◆ **Data for this task**
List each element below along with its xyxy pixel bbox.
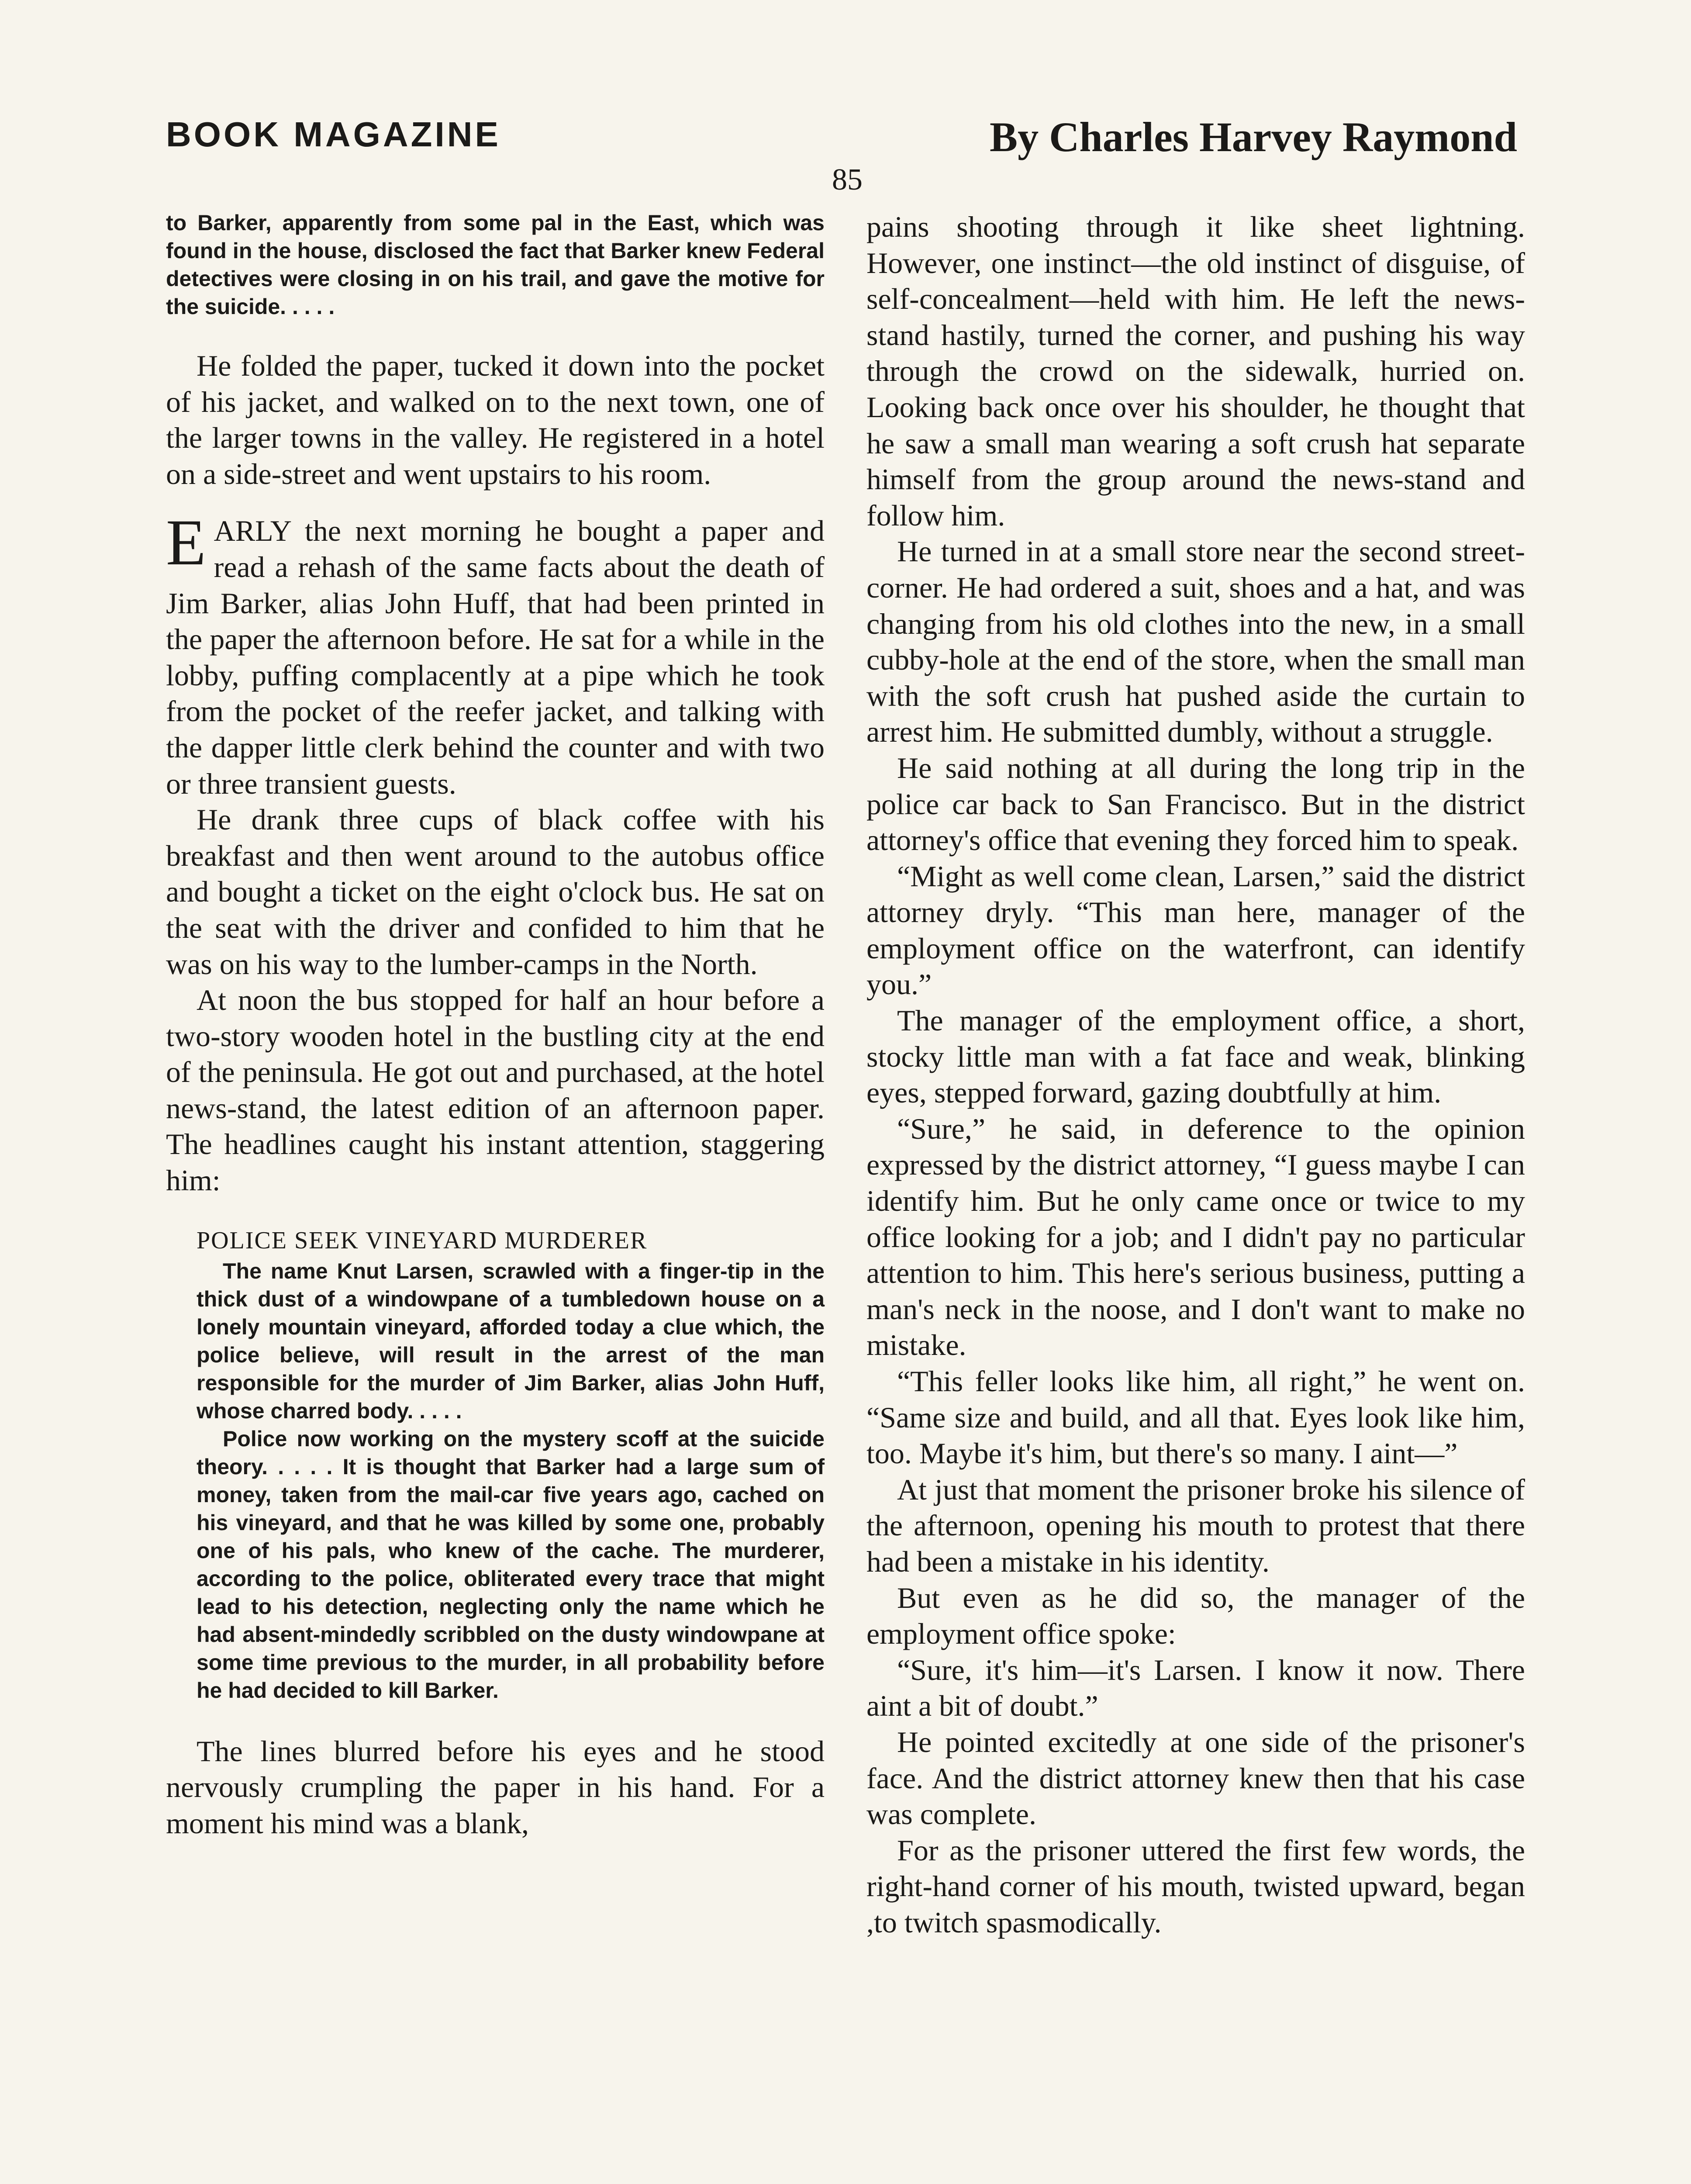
news-clipping: [166, 1227, 825, 1704]
paragraph: At noon the bus stopped for half an hour before a two-story wooden hotel in the bustling city at the end of the peninsula. He got out and purchased, at the hotel news-stand, the latest edition of an afternoon paper. The headlines caught his instant attention, staggering him:: [166, 983, 825, 1197]
paragraph: But even as he did so, the manager of the employment office spoke:: [866, 1581, 1525, 1651]
paragraph: For as the prisoner uttered the first few words, the right-hand corner of his mouth, twisted upward, began ,to twitch spasmodically.: [866, 1833, 1525, 1939]
clipping-paragraph: The name Knut Larsen, scrawled with a finger-tip in the thick dust of a windowpane of a tumbledown house on a lonely mountain vineyard, afforded today a clue which, the police believe, will result in the arrest of the man responsible for the murder of Jim Barker, alias John Huff, whose charred body. . . . .: [197, 1258, 825, 1423]
left-column: [166, 209, 825, 1841]
page-number: 85: [832, 163, 863, 197]
paragraph: pains shooting through it like sheet lightning. However, one instinct—the old instinct of disguise, of self-concealment—held with him. He left the news-stand hastily, turned the corner, and pushing his way through the crowd on the sidewalk, hurried on. Looking back once over his shoulder, he thought that he saw a small man wearing a soft crush hat separate himself from the group around the news-stand and follow him.: [866, 210, 1525, 532]
clipping-headline: POLICE SEEK VINEYARD MURDERER: [197, 1227, 648, 1254]
paragraph-text: ARLY the next morning he bought a paper and read a rehash of the same facts about the death of Jim Barker, alias John Huff, that had been printed in the paper the afternoon before. He sat for a while in the lobby, puffing complacently at a pipe which he took from the pocket of the reefer jacket, and talking with the dapper little clerk behind the counter and with two or three transient guests.: [166, 514, 825, 800]
magazine-title: BOOK MAGAZINE: [166, 115, 501, 154]
right-column: [866, 209, 1525, 1941]
paragraph: The manager of the employment office, a short, stocky little man with a fat face and weak, blinking eyes, stepped forward, gazing doubtfully at him.: [866, 1004, 1525, 1109]
paragraph: He pointed excitedly at one side of the prisoner's face. And the district attorney knew then that his case was complete.: [866, 1725, 1525, 1831]
author-byline: By Charles Harvey Raymond: [990, 114, 1517, 160]
paragraph: He turned in at a small store near the second street-corner. He had ordered a suit, shoes and a hat, and was changing from his old clothes into the new, in a small cubby-hole at the end of the store, when the small man with the soft crush hat pushed aside the curtain to arrest him. He submitted dumbly, without a struggle.: [866, 535, 1525, 749]
paragraph: “Might as well come clean, Larsen,” said the district attorney dryly. “This man here, manager of the employment office on the waterfront, can identify you.”: [866, 859, 1525, 1001]
clipping-paragraph: Police now working on the mystery scoff at the suicide theory. . . . . It is thought that Barker had a large sum of money, taken from the mail-car five years ago, cached on his vineyard, and that he was killed by some one, probably one of his pals, who knew of the cache. The murderer, according to the police, obliterated every trace that might lead to his detection, neglecting only the name which he had absent-mindedly scribbled on the dusty windowpane at some time previous to the murder, in all probability before he had decided to kill Barker.: [197, 1426, 825, 1703]
paragraph: At just that moment the prisoner broke his silence of the afternoon, opening his mouth to protest that there had been a mistake in his identity.: [866, 1472, 1525, 1578]
paragraph-dropcap: [166, 506, 825, 802]
paragraph: He said nothing at all during the long trip in the police car back to San Francisco. But in the district attorney's office that evening they forced him to speak.: [866, 751, 1525, 857]
paragraph: “Sure,” he said, in deference to the opinion expressed by the district attorney, “I guess maybe I can identify him. But he only came once or twice to my office looking for a job; and I didn't pay no particular attention to him. This here's serious business, putting a man's neck in the noose, and I don't want to make no mistake.: [866, 1112, 1525, 1362]
paragraph: He folded the paper, tucked it down into the pocket of his jacket, and walked on to the next town, one of the larger towns in the valley. He registered in a hotel on a side-street and went upstairs to his room.: [166, 349, 825, 491]
paragraph: He drank three cups of black coffee with his breakfast and then went around to the autobus office and bought a ticket on the eight o'clock bus. He sat on the seat with the driver and confided to him that he was on his way to the lumber-camps in the North.: [166, 803, 825, 981]
paragraph: “Sure, it's him—it's Larsen. I know it now. There aint a bit of doubt.”: [866, 1653, 1525, 1723]
clipping-paragraph: to Barker, apparently from some pal in the East, which was found in the house, disclosed the fact that Barker knew Federal detectives were closing in on his trail, and gave the motive for the suicide. . . . .: [166, 211, 825, 319]
paragraph: The lines blurred before his eyes and he stood nervously crumpling the paper in his hand. For a moment his mind was a blank,: [166, 1734, 825, 1840]
drop-cap: E: [166, 506, 206, 579]
news-clipping-continued: [166, 209, 825, 321]
paragraph: “This feller looks like him, all right,” he went on. “Same size and build, and all that. Eyes look like him, too. Maybe it's him, but there's so many. I aint—”: [866, 1365, 1525, 1470]
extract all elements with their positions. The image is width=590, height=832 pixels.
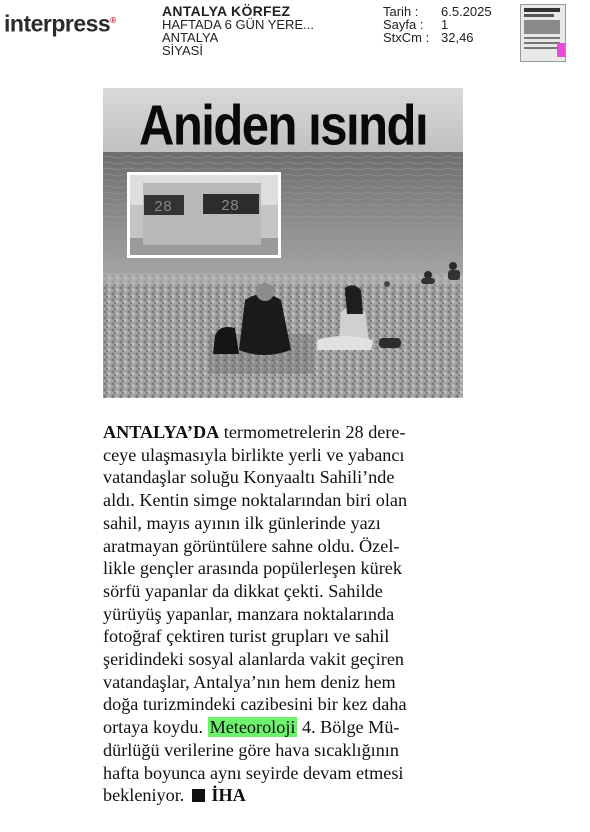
- interpress-logo: [4, 8, 116, 37]
- article-line: likle gençler arasında popülerleşen kürek: [103, 558, 402, 579]
- page-label: Sayfa :: [383, 17, 424, 32]
- thumbnail-text-line: [524, 47, 560, 49]
- keyword-highlight: Meteoroloji: [209, 717, 296, 738]
- article-photo: [103, 88, 463, 398]
- article-line: ceye ulaşmasıyla birlikte yerli ve yabancı: [103, 444, 405, 465]
- article-line: hafta boyunca aynı seyirde devam etmesi: [103, 762, 404, 783]
- article-line: sörfü yapanlar da dikkat çekti. Sahilde: [103, 580, 383, 601]
- logo-text: interpress: [4, 10, 111, 37]
- thumbnail-text-line: [524, 42, 560, 44]
- article-line: aratmayan görüntülere sahne oldu. Özel-: [103, 535, 400, 556]
- article-line-text: 4. Bölge Mü-: [297, 717, 400, 738]
- clip-info: [162, 5, 314, 57]
- page-value: 1: [441, 17, 449, 32]
- article-body: [103, 421, 455, 807]
- publication-name: ANTALYA KÖRFEZ: [162, 3, 291, 19]
- article-line: vatandaşlar soluğu Konyaaltı Sahili’nde: [103, 467, 395, 488]
- inset-display-right: 28: [221, 198, 240, 215]
- thumbnail-headline: [524, 14, 554, 17]
- article-line: aldı. Kentin simge noktalarından biri olan: [103, 490, 408, 511]
- page-thumbnail[interactable]: [520, 4, 566, 62]
- article-line-text: termometrelerin 28 dere-: [219, 422, 406, 442]
- article-line-text: ortaya koydu.: [103, 717, 208, 738]
- thumbnail-clip-marker: [557, 43, 565, 57]
- article-line: dürlüğü verilerine göre hava sıcaklığının: [103, 739, 399, 760]
- article-line: sahil, mayıs ayının ilk günlerinde yazı: [103, 512, 381, 533]
- article-line: doğa turizmindeki cazibesini bir kez daha: [103, 694, 407, 715]
- article-line: yürüyüş yapanlar, manzara noktalarında: [103, 603, 395, 624]
- article-line: şeridindeki sosyal alanlarda vakit geçiren: [103, 649, 404, 670]
- clip-meta: [383, 5, 492, 44]
- clip-city: ANTALYA: [162, 30, 219, 45]
- article-lead: ANTALYA’DA: [103, 422, 220, 442]
- end-square-icon: [192, 789, 205, 802]
- stxcm-value: 32,46: [441, 30, 474, 45]
- news-agency: İHA: [211, 785, 246, 806]
- date-label: Tarih :: [383, 4, 419, 19]
- article-line-text: bekleniyor.: [103, 785, 185, 806]
- date-value: 6.5.2025: [441, 4, 492, 19]
- headline: Aniden ısındı: [138, 94, 428, 158]
- article-line: [103, 716, 455, 739]
- stxcm-label: StxCm :: [383, 30, 430, 45]
- thumbnail-photo: [524, 20, 560, 34]
- registered-mark-icon: ®: [110, 16, 116, 25]
- article-line: fotoğraf çektiren turist grupları ve sahil: [103, 626, 390, 647]
- stxcm-row: [383, 31, 492, 44]
- thumbnail-masthead: [524, 8, 560, 12]
- clip-headline: HAFTADA 6 GÜN YERE...: [162, 17, 314, 32]
- article-line: [103, 421, 455, 444]
- inset-display-left: 28: [154, 199, 173, 216]
- clip-category: SİYASİ: [162, 43, 203, 58]
- article-line: [103, 784, 455, 807]
- article-line: vatandaşlar, Antalya’nın hem deniz hem: [103, 671, 396, 692]
- thumbnail-text-line: [524, 37, 560, 39]
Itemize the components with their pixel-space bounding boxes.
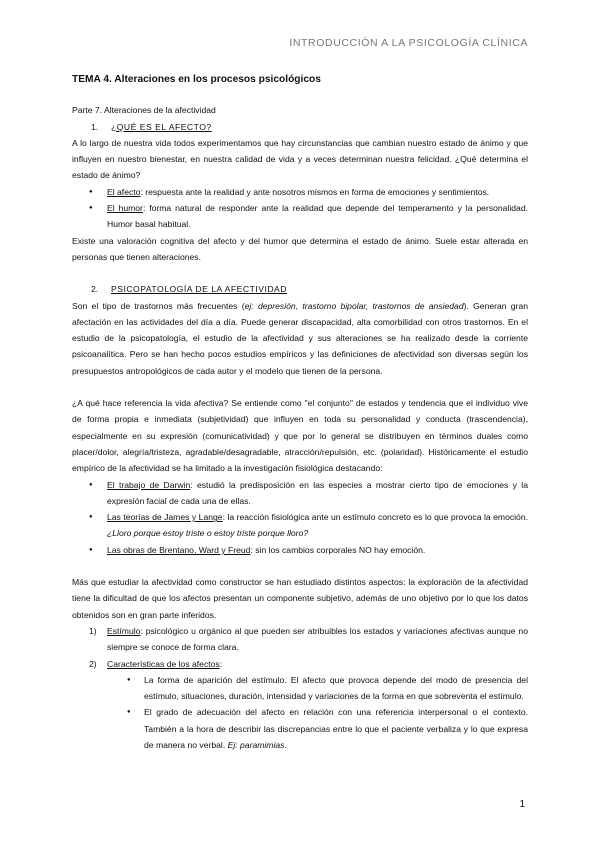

◆ **Work to complete**
Starting at the line containing "- interpress-logo: [4, 8, 116, 37]" and ending at the line containing "- article-photo: [103, 88, 463, 398]", lay out those lines from the entries above as a numbered list. Leave out any blank lines.

◆ **Solution to this exercise**
1. - interpress-logo: [4, 8, 116, 37]
2. - article-line: likle gençler arasında popülerleşen kürek: [103, 558, 402, 579]
3. - page-label: Sayfa :: [383, 17, 424, 32]
4. - thumbnail-text-line: [524, 47, 560, 49]
5. - keyword-highlight: Meteoroloji: [209, 717, 296, 738]
6. - article-photo: [103, 88, 463, 398]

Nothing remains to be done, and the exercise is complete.